Return the entries below verbatim. Pictures stay out.

# start of Provided information

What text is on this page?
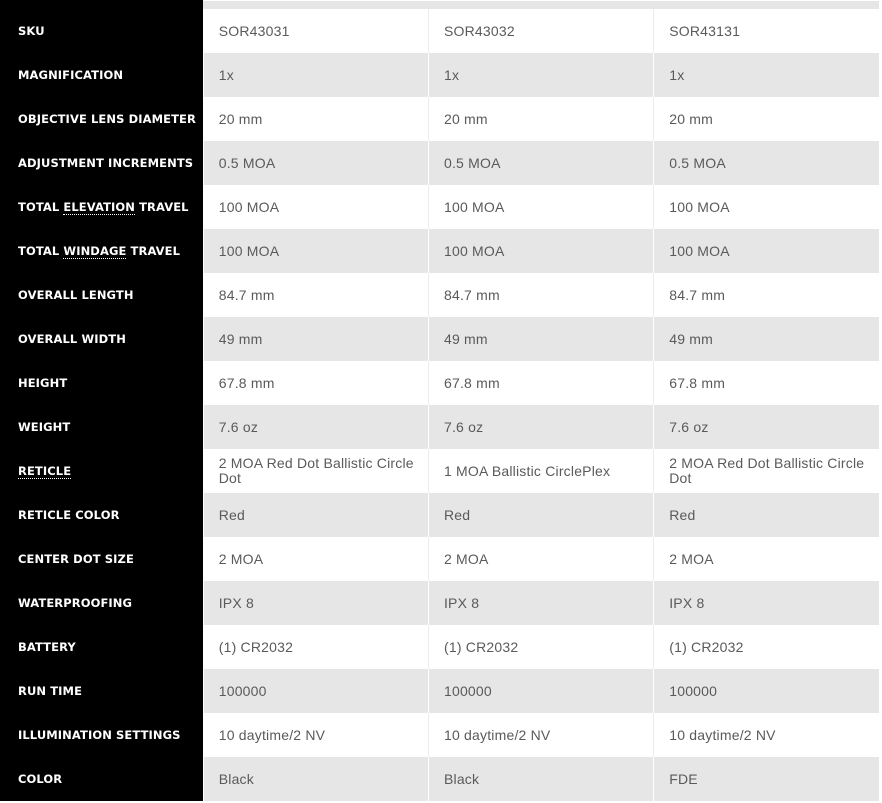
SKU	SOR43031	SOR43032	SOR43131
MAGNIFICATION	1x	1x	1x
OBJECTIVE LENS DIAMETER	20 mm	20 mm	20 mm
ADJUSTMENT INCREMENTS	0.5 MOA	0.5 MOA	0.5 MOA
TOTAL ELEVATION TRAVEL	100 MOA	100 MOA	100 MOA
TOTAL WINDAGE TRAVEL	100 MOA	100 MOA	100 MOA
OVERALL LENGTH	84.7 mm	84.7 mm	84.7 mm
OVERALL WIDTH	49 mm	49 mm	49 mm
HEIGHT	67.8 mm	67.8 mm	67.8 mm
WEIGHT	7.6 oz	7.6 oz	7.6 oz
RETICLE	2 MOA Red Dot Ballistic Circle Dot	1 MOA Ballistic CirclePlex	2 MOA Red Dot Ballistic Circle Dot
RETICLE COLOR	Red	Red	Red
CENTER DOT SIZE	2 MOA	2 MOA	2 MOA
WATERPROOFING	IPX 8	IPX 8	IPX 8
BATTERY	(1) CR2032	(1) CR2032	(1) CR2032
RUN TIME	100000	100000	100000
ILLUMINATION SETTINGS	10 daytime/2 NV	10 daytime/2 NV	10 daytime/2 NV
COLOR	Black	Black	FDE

# end of Provided information

Worked solution –
What text is on this page?
SKU	SOR43031	SOR43032	SOR43131
MAGNIFICATION	1x	1x	1x
OBJECTIVE LENS DIAMETER	20 mm	20 mm	20 mm
ADJUSTMENT INCREMENTS	0.5 MOA	0.5 MOA	0.5 MOA
TOTAL ELEVATION TRAVEL	100 MOA	100 MOA	100 MOA
TOTAL WINDAGE TRAVEL	100 MOA	100 MOA	100 MOA
OVERALL LENGTH	84.7 mm	84.7 mm	84.7 mm
OVERALL WIDTH	49 mm	49 mm	49 mm
HEIGHT	67.8 mm	67.8 mm	67.8 mm
WEIGHT	7.6 oz	7.6 oz	7.6 oz
RETICLE	2 MOA Red Dot Ballistic Circle Dot	1 MOA Ballistic CirclePlex	2 MOA Red Dot Ballistic Circle Dot
RETICLE COLOR	Red	Red	Red
CENTER DOT SIZE	2 MOA	2 MOA	2 MOA
WATERPROOFING	IPX 8	IPX 8	IPX 8
BATTERY	(1) CR2032	(1) CR2032	(1) CR2032
RUN TIME	100000	100000	100000
ILLUMINATION SETTINGS	10 daytime/2 NV	10 daytime/2 NV	10 daytime/2 NV
COLOR	Black	Black	FDE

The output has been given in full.